### TO DO
Where a line below holds the string "Table", copy that line.
start MATERIAL FOR THE TASK
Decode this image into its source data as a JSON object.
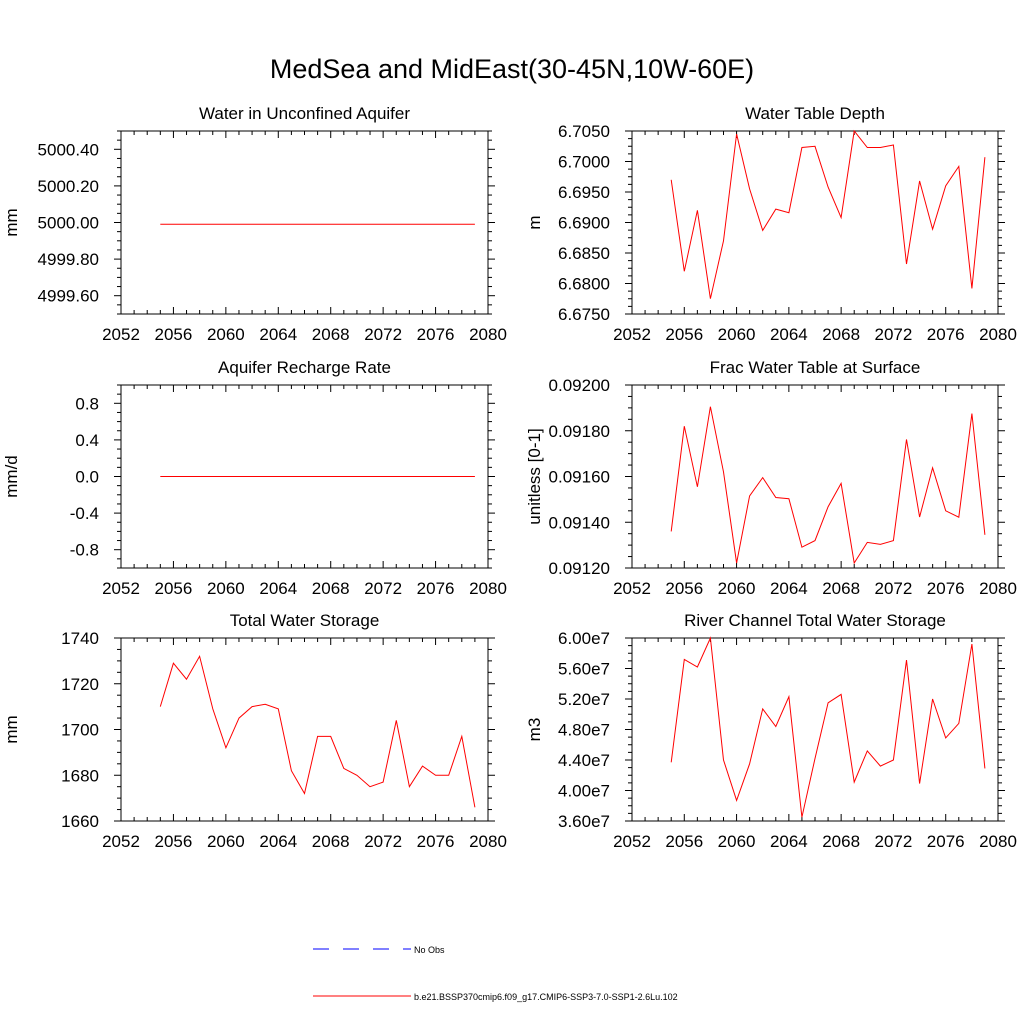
{
  "title": "MedSea and MidEast(30-45N,10W-60E)",
  "colors": {
    "series": "#ff0000",
    "obs": "#0000ff",
    "axis": "#000000"
  },
  "legend": {
    "obs_label": "No Obs",
    "series_label": "b.e21.BSSP370cmip6.f09_g17.CMIP6-SSP3-7.0-SSP1-2.6Lu.102"
  },
  "chart_data": [
    {
      "type": "line",
      "title": "Water in Unconfined Aquifer",
      "ylabel": "mm",
      "xlim": [
        2052,
        2080
      ],
      "ylim": [
        4999.5,
        5000.5
      ],
      "xticks": [
        "2052",
        "2056",
        "2060",
        "2064",
        "2068",
        "2072",
        "2076",
        "2080"
      ],
      "yticks": [
        {
          "v": 4999.6,
          "label": "4999.60"
        },
        {
          "v": 4999.8,
          "label": "4999.80"
        },
        {
          "v": 5000.0,
          "label": "5000.00"
        },
        {
          "v": 5000.2,
          "label": "5000.20"
        },
        {
          "v": 5000.4,
          "label": "5000.40"
        }
      ],
      "x": [
        2055,
        2056,
        2057,
        2058,
        2059,
        2060,
        2061,
        2062,
        2063,
        2064,
        2065,
        2066,
        2067,
        2068,
        2069,
        2070,
        2071,
        2072,
        2073,
        2074,
        2075,
        2076,
        2077,
        2078,
        2079
      ],
      "values": [
        4999.99,
        4999.99,
        4999.99,
        4999.99,
        4999.99,
        4999.99,
        4999.99,
        4999.99,
        4999.99,
        4999.99,
        4999.99,
        4999.99,
        4999.99,
        4999.99,
        4999.99,
        4999.99,
        4999.99,
        4999.99,
        4999.99,
        4999.99,
        4999.99,
        4999.99,
        4999.99,
        4999.99,
        4999.99
      ]
    },
    {
      "type": "line",
      "title": "Water Table Depth",
      "ylabel": "m",
      "xlim": [
        2052,
        2080
      ],
      "ylim": [
        6.675,
        6.705
      ],
      "xticks": [
        "2052",
        "2056",
        "2060",
        "2064",
        "2068",
        "2072",
        "2076",
        "2080"
      ],
      "yticks": [
        {
          "v": 6.675,
          "label": "6.6750"
        },
        {
          "v": 6.68,
          "label": "6.6800"
        },
        {
          "v": 6.685,
          "label": "6.6850"
        },
        {
          "v": 6.69,
          "label": "6.6900"
        },
        {
          "v": 6.695,
          "label": "6.6950"
        },
        {
          "v": 6.7,
          "label": "6.7000"
        },
        {
          "v": 6.705,
          "label": "6.7050"
        }
      ],
      "x": [
        2055,
        2056,
        2057,
        2058,
        2059,
        2060,
        2061,
        2062,
        2063,
        2064,
        2065,
        2066,
        2067,
        2068,
        2069,
        2070,
        2071,
        2072,
        2073,
        2074,
        2075,
        2076,
        2077,
        2078,
        2079
      ],
      "values": [
        6.697,
        6.682,
        6.692,
        6.6775,
        6.687,
        6.7045,
        6.6955,
        6.6887,
        6.6922,
        6.6916,
        6.7023,
        6.7025,
        6.6958,
        6.6908,
        6.705,
        6.7023,
        6.7023,
        6.7027,
        6.6832,
        6.6968,
        6.6889,
        6.696,
        6.6992,
        6.6792,
        6.7007
      ]
    },
    {
      "type": "line",
      "title": "Aquifer Recharge Rate",
      "ylabel": "mm/d",
      "xlim": [
        2052,
        2080
      ],
      "ylim": [
        -1.0,
        1.0
      ],
      "xticks": [
        "2052",
        "2056",
        "2060",
        "2064",
        "2068",
        "2072",
        "2076",
        "2080"
      ],
      "yticks": [
        {
          "v": -0.8,
          "label": "-0.8"
        },
        {
          "v": -0.4,
          "label": "-0.4"
        },
        {
          "v": 0.0,
          "label": "0.0"
        },
        {
          "v": 0.4,
          "label": "0.4"
        },
        {
          "v": 0.8,
          "label": "0.8"
        }
      ],
      "x": [
        2055,
        2056,
        2057,
        2058,
        2059,
        2060,
        2061,
        2062,
        2063,
        2064,
        2065,
        2066,
        2067,
        2068,
        2069,
        2070,
        2071,
        2072,
        2073,
        2074,
        2075,
        2076,
        2077,
        2078,
        2079
      ],
      "values": [
        0,
        0,
        0,
        0,
        0,
        0,
        0,
        0,
        0,
        0,
        0,
        0,
        0,
        0,
        0,
        0,
        0,
        0,
        0,
        0,
        0,
        0,
        0,
        0,
        0
      ]
    },
    {
      "type": "line",
      "title": "Frac Water Table at Surface",
      "ylabel": "unitless [0-1]",
      "xlim": [
        2052,
        2080
      ],
      "ylim": [
        0.0912,
        0.092
      ],
      "xticks": [
        "2052",
        "2056",
        "2060",
        "2064",
        "2068",
        "2072",
        "2076",
        "2080"
      ],
      "yticks": [
        {
          "v": 0.0912,
          "label": "0.09120"
        },
        {
          "v": 0.0914,
          "label": "0.09140"
        },
        {
          "v": 0.0916,
          "label": "0.09160"
        },
        {
          "v": 0.0918,
          "label": "0.09180"
        },
        {
          "v": 0.092,
          "label": "0.09200"
        }
      ],
      "x": [
        2055,
        2056,
        2057,
        2058,
        2059,
        2060,
        2061,
        2062,
        2063,
        2064,
        2065,
        2066,
        2067,
        2068,
        2069,
        2070,
        2071,
        2072,
        2073,
        2074,
        2075,
        2076,
        2077,
        2078,
        2079
      ],
      "values": [
        0.09136,
        0.09182,
        0.091555,
        0.091905,
        0.09162,
        0.091222,
        0.091515,
        0.091595,
        0.091508,
        0.091503,
        0.091291,
        0.09132,
        0.091468,
        0.09157,
        0.091222,
        0.091312,
        0.091303,
        0.09132,
        0.091762,
        0.091423,
        0.091638,
        0.09145,
        0.091422,
        0.091875,
        0.091345
      ]
    },
    {
      "type": "line",
      "title": "Total Water Storage",
      "ylabel": "mm",
      "xlim": [
        2052,
        2080
      ],
      "ylim": [
        1660,
        1740
      ],
      "xticks": [
        "2052",
        "2056",
        "2060",
        "2064",
        "2068",
        "2072",
        "2076",
        "2080"
      ],
      "yticks": [
        {
          "v": 1660,
          "label": "1660"
        },
        {
          "v": 1680,
          "label": "1680"
        },
        {
          "v": 1700,
          "label": "1700"
        },
        {
          "v": 1720,
          "label": "1720"
        },
        {
          "v": 1740,
          "label": "1740"
        }
      ],
      "x": [
        2055,
        2056,
        2057,
        2058,
        2059,
        2060,
        2061,
        2062,
        2063,
        2064,
        2065,
        2066,
        2067,
        2068,
        2069,
        2070,
        2071,
        2072,
        2073,
        2074,
        2075,
        2076,
        2077,
        2078,
        2079
      ],
      "values": [
        1710,
        1729,
        1722,
        1732,
        1709,
        1692,
        1705,
        1710,
        1711,
        1709,
        1682,
        1672,
        1697,
        1697,
        1683,
        1680,
        1675,
        1677,
        1704,
        1675,
        1684,
        1680,
        1680,
        1697,
        1666
      ]
    },
    {
      "type": "line",
      "title": "River Channel Total Water Storage",
      "ylabel": "m3",
      "xlim": [
        2052,
        2080
      ],
      "ylim": [
        36000000,
        60000000
      ],
      "xticks": [
        "2052",
        "2056",
        "2060",
        "2064",
        "2068",
        "2072",
        "2076",
        "2080"
      ],
      "yticks": [
        {
          "v": 36000000,
          "label": "3.60e7"
        },
        {
          "v": 40000000,
          "label": "4.00e7"
        },
        {
          "v": 44000000,
          "label": "4.40e7"
        },
        {
          "v": 48000000,
          "label": "4.80e7"
        },
        {
          "v": 52000000,
          "label": "5.20e7"
        },
        {
          "v": 56000000,
          "label": "5.60e7"
        },
        {
          "v": 60000000,
          "label": "6.00e7"
        }
      ],
      "x": [
        2055,
        2056,
        2057,
        2058,
        2059,
        2060,
        2061,
        2062,
        2063,
        2064,
        2065,
        2066,
        2067,
        2068,
        2069,
        2070,
        2071,
        2072,
        2073,
        2074,
        2075,
        2076,
        2077,
        2078,
        2079
      ],
      "values": [
        43700000,
        57200000,
        56200000,
        60000000,
        44000000,
        38700000,
        43500000,
        50700000,
        48400000,
        52300000,
        36500000,
        44200000,
        51500000,
        52600000,
        41100000,
        45200000,
        43200000,
        44000000,
        57100000,
        40900000,
        52000000,
        46900000,
        48800000,
        59200000,
        42900000
      ]
    }
  ]
}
end MATERIAL FOR THE TASK
### EXERCISE OUTPUT
      "title": "Water Table Depth",
      "title": "Frac Water Table at Surface",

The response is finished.